> **EXERCISE OBJECTIVE**: Copy out the listing that follows, exact in every word, and skip the images.

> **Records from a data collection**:
┄┄┄┄┄┄

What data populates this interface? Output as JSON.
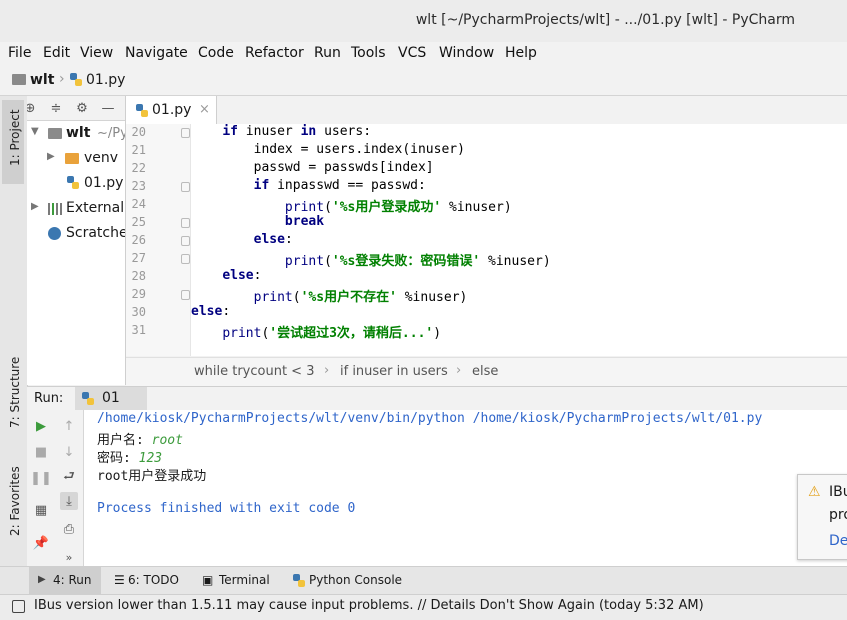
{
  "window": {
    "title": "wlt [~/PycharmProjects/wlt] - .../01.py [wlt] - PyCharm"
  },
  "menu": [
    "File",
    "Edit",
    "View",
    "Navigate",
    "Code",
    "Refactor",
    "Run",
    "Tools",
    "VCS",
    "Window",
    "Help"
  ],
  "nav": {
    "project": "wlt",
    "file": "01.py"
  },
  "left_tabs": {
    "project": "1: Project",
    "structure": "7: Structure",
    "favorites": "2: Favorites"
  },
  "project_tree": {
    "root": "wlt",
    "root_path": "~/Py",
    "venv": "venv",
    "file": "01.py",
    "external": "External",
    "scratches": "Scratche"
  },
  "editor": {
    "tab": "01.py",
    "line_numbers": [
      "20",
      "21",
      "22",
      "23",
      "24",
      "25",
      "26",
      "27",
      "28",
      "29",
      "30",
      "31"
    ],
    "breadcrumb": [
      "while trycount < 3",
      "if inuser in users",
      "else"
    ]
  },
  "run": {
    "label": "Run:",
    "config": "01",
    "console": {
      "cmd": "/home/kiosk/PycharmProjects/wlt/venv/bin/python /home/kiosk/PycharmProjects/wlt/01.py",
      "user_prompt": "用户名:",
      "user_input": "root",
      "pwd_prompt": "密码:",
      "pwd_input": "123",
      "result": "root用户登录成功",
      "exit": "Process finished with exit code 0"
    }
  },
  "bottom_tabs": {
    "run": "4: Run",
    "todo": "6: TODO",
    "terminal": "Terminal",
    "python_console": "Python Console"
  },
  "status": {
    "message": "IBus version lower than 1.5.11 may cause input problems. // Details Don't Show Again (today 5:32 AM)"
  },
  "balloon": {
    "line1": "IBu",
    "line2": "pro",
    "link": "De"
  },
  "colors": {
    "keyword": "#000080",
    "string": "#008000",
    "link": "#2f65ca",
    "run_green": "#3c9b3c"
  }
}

┄┄┄┄┄┄

> **RESPONSE**:
What data populates this interface? Output as JSON.
{
  "window": {
    "title": "wlt [~/PycharmProjects/wlt] - .../01.py [wlt] - PyCharm"
  },
  "menu": [
    "File",
    "Edit",
    "View",
    "Navigate",
    "Code",
    "Refactor",
    "Run",
    "Tools",
    "VCS",
    "Window",
    "Help"
  ],
  "nav": {
    "project": "wlt",
    "file": "01.py"
  },
  "left_tabs": {
    "project": "1: Project",
    "structure": "7: Structure",
    "favorites": "2: Favorites"
  },
  "project_tree": {
    "root": "wlt",
    "root_path": "~/Py",
    "venv": "venv",
    "file": "01.py",
    "external": "External",
    "scratches": "Scratche"
  },
  "editor": {
    "tab": "01.py",
    "line_numbers": [
      "20",
      "21",
      "22",
      "23",
      "24",
      "25",
      "26",
      "27",
      "28",
      "29",
      "30",
      "31"
    ],
    "breadcrumb": [
      "while trycount < 3",
      "if inuser in users",
      "else"
    ]
  },
  "run": {
    "label": "Run:",
    "config": "01",
    "console": {
      "cmd": "/home/kiosk/PycharmProjects/wlt/venv/bin/python /home/kiosk/PycharmProjects/wlt/01.py",
      "user_prompt": "用户名:",
      "user_input": "root",
      "pwd_prompt": "密码:",
      "pwd_input": "123",
      "result": "root用户登录成功",
      "exit": "Process finished with exit code 0"
    }
  },
  "bottom_tabs": {
    "run": "4: Run",
    "todo": "6: TODO",
    "terminal": "Terminal",
    "python_console": "Python Console"
  },
  "status": {
    "message": "IBus version lower than 1.5.11 may cause input problems. // Details Don't Show Again (today 5:32 AM)"
  },
  "balloon": {
    "line1": "IBu",
    "line2": "pro",
    "link": "De"
  },
  "colors": {
    "keyword": "#000080",
    "string": "#008000",
    "link": "#2f65ca",
    "run_green": "#3c9b3c"
  }
}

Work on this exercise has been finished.